TASK DETAILS
Return every line of the data below unchanged, keeping each character and the original order.

Some data
------------------------------------------------
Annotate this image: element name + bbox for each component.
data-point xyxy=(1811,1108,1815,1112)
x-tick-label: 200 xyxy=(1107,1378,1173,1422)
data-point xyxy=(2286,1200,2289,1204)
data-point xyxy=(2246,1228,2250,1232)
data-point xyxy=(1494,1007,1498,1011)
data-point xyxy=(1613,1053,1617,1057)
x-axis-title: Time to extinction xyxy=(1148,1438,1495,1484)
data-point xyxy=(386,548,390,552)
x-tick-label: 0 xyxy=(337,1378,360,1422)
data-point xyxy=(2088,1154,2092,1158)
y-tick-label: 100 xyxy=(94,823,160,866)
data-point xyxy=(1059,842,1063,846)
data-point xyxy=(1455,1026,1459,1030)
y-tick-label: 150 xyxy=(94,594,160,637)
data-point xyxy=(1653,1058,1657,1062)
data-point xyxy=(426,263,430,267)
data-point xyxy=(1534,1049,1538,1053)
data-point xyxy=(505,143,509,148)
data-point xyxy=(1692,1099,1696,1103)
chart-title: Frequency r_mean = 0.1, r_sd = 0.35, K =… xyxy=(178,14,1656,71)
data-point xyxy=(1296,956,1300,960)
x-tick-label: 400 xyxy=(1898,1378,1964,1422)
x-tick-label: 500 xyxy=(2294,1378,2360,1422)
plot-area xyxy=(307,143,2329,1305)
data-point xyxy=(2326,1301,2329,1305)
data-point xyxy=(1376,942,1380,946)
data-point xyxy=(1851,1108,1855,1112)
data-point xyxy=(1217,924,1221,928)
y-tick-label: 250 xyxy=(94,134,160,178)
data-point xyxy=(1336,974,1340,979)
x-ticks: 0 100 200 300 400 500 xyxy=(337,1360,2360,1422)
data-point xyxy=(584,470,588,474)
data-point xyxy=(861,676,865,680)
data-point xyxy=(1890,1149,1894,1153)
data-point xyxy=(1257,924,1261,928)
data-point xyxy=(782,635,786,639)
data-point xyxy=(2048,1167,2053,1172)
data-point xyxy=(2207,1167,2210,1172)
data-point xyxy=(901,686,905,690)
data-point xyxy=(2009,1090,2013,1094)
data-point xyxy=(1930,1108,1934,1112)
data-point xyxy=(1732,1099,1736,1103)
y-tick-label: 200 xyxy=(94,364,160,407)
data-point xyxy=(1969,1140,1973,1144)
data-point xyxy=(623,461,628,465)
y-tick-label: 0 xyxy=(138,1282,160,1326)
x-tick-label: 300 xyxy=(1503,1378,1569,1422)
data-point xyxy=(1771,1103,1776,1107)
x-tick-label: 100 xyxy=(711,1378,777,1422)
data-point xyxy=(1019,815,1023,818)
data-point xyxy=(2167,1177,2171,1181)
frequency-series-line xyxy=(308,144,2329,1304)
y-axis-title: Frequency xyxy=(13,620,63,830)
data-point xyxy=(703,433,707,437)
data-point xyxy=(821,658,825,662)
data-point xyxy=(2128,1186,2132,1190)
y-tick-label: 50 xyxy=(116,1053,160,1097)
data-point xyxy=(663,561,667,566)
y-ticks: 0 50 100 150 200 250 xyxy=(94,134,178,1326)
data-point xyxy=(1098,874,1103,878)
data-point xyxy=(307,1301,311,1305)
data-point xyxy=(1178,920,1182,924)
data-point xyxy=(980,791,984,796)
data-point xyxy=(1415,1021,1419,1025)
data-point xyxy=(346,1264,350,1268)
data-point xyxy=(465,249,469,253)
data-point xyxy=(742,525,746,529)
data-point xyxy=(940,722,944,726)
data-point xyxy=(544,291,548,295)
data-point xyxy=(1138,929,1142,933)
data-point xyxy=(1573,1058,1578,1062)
------------------------------------------------
WRITTEN ANSWER
Annotate this image: element name + bbox for each component.
data-point xyxy=(1811,1108,1815,1112)
x-tick-label: 200 xyxy=(1107,1378,1173,1422)
data-point xyxy=(2286,1200,2289,1204)
data-point xyxy=(2246,1228,2250,1232)
data-point xyxy=(1494,1007,1498,1011)
data-point xyxy=(1613,1053,1617,1057)
x-axis-title: Time to extinction xyxy=(1148,1438,1495,1484)
data-point xyxy=(386,548,390,552)
x-tick-label: 0 xyxy=(337,1378,360,1422)
data-point xyxy=(2088,1154,2092,1158)
y-tick-label: 100 xyxy=(94,823,160,866)
data-point xyxy=(1059,842,1063,846)
data-point xyxy=(1455,1026,1459,1030)
y-tick-label: 150 xyxy=(94,594,160,637)
data-point xyxy=(1653,1058,1657,1062)
data-point xyxy=(426,263,430,267)
data-point xyxy=(1534,1049,1538,1053)
data-point xyxy=(505,143,509,148)
data-point xyxy=(1692,1099,1696,1103)
chart-title: Frequency r_mean = 0.1, r_sd = 0.35, K =… xyxy=(178,14,1656,71)
data-point xyxy=(1296,956,1300,960)
x-tick-label: 400 xyxy=(1898,1378,1964,1422)
x-tick-label: 500 xyxy=(2294,1378,2360,1422)
plot-area xyxy=(307,143,2329,1305)
data-point xyxy=(2326,1301,2329,1305)
data-point xyxy=(1376,942,1380,946)
data-point xyxy=(1851,1108,1855,1112)
data-point xyxy=(1217,924,1221,928)
y-tick-label: 250 xyxy=(94,134,160,178)
data-point xyxy=(1336,974,1340,979)
x-ticks: 0 100 200 300 400 500 xyxy=(337,1360,2360,1422)
data-point xyxy=(584,470,588,474)
data-point xyxy=(861,676,865,680)
data-point xyxy=(1890,1149,1894,1153)
data-point xyxy=(1257,924,1261,928)
data-point xyxy=(782,635,786,639)
data-point xyxy=(2048,1167,2053,1172)
data-point xyxy=(2207,1167,2210,1172)
data-point xyxy=(901,686,905,690)
data-point xyxy=(2009,1090,2013,1094)
data-point xyxy=(1930,1108,1934,1112)
data-point xyxy=(1732,1099,1736,1103)
y-tick-label: 200 xyxy=(94,364,160,407)
data-point xyxy=(1969,1140,1973,1144)
data-point xyxy=(623,461,628,465)
y-tick-label: 0 xyxy=(138,1282,160,1326)
x-tick-label: 300 xyxy=(1503,1378,1569,1422)
data-point xyxy=(1771,1103,1776,1107)
x-tick-label: 100 xyxy=(711,1378,777,1422)
data-point xyxy=(1019,815,1023,818)
data-point xyxy=(2167,1177,2171,1181)
frequency-series-line xyxy=(308,144,2329,1304)
y-axis-title: Frequency xyxy=(13,620,63,830)
data-point xyxy=(703,433,707,437)
data-point xyxy=(821,658,825,662)
data-point xyxy=(2128,1186,2132,1190)
y-tick-label: 50 xyxy=(116,1053,160,1097)
data-point xyxy=(663,561,667,566)
y-ticks: 0 50 100 150 200 250 xyxy=(94,134,178,1326)
data-point xyxy=(1098,874,1103,878)
data-point xyxy=(307,1301,311,1305)
data-point xyxy=(1178,920,1182,924)
data-point xyxy=(980,791,984,796)
data-point xyxy=(1415,1021,1419,1025)
data-point xyxy=(346,1264,350,1268)
data-point xyxy=(465,249,469,253)
data-point xyxy=(742,525,746,529)
data-point xyxy=(940,722,944,726)
data-point xyxy=(544,291,548,295)
data-point xyxy=(1138,929,1142,933)
data-point xyxy=(1573,1058,1578,1062)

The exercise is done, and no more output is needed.